-- ПРИМЕНИТЕ ПРОЧИТАННОЕ --
1 - Сколько лет длился курс в тренерской школе согласно фрагменту о Тарасове?
2 - Перепечатайте из фрагмента о Тарасове отрывок, начиная со слов «Особенно трудно бывает» и заканчивая словами «в тренерской школе.».

-- ФРАГМЕНТ СТРАНИЦЫ --

------------------------------------

Особенно трудно бывает добиться понимания того, что зачастую требования и поступки тренера игрокам не очень ясны. Как людям объяснить, что когда они сами станут тренерами, будут вынуждены поступить точно так же?
Те, кто постарше, понимают это. Для одних авторитет тренера играет огромную роль, и они принимют его позицию, верят на слово. Другие же, напротив, выслушают, промолчат, а в душе останутся при своем мнении. И сделают посвоему, настаивая на собственной правоте. Моя же практика показывает, что почти всегда в итоге правыми оказываются именно тренеры.
Суть системы — тренерский авторитет
Мое знакомство с Тарасовым состоялось уже после окончания карьеры игрока — в тренерской школе.
Курс был рассчитан на два года. На втором году нашего обучения Тарасов, поначалу просто сотрудничавший с ВШТ, пришел работать на кафедру хоккея. Вскоре после того, как я окончил Высшую школу тренеров, он там работал уже потоянно. У нас некоторые выпускники со смехом говорили: «Слава Богу, что мы проскочили и видели Тарасова не каждый день». В каком-то смысле они были правы: Анатолий Владимирович спуску не давал никому, поскольку человеком был весьма энергичным. Однако с ним было интересно. Тарасова надо было понять — тогда уж он и воспринимался проще. Вот, например, манера преподавания. Однажды он пришел на занятия, прочитал первую лекцию, дал нам задания и... пропал. Примерно через три недели появился и начал рассказывать то же самое, что и на первой лекции. Через месяц — та же история. Таким образом, одну и ту же лекцию лично я прослушал раза четыре. Скучновато, конечно, но зато хорошо усвоил.

------------------------------------

-- ИСХОДНЫЕ ДАННЫЕ --
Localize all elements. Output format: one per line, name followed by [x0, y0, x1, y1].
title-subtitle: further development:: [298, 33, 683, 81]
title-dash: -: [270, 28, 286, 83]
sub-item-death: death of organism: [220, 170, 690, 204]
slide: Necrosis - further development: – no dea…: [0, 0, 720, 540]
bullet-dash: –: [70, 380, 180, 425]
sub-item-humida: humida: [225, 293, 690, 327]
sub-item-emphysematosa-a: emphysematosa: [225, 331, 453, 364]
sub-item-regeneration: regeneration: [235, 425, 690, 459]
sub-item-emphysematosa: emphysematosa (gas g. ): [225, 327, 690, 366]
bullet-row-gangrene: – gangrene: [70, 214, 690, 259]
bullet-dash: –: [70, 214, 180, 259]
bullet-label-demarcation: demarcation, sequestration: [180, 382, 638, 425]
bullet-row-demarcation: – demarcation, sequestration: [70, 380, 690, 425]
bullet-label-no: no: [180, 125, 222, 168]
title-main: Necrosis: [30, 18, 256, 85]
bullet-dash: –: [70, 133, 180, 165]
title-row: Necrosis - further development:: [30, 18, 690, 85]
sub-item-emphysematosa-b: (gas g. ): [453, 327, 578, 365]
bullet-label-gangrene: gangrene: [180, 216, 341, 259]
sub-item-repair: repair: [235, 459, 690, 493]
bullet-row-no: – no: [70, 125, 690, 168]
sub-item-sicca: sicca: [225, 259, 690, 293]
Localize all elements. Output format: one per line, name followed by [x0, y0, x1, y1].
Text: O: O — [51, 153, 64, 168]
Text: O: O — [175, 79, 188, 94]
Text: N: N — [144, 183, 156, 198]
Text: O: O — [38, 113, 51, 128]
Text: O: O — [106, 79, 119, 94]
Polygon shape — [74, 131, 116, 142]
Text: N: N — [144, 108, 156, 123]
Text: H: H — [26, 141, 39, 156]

------------------------------------

-- ОТВЕТЫ --
1 - Два года.

2 -
Особенно трудно бывает добиться понимания того, что зачастую требования и поступки тренера игрокам не очень ясны. Как людям объяснить, что когда они сами станут тренерами, будут вынуждены поступить точно так же?
Те, кто постарше, понимают это. Для одних авторитет тренера играет огромную роль, и они принимют его позицию, верят на слово. Другие же, напротив, выслушают, промолчат, а в душе останутся при своем мнении. И сделают посвоему, настаивая на собственной правоте. Моя же практика показывает, что почти всегда в итоге правыми оказываются именно тренеры.
Суть системы — тренерский авторитет
Мое знакомство с Тарасовым состоялось уже после окончания карьеры игрока — в тренерской школе.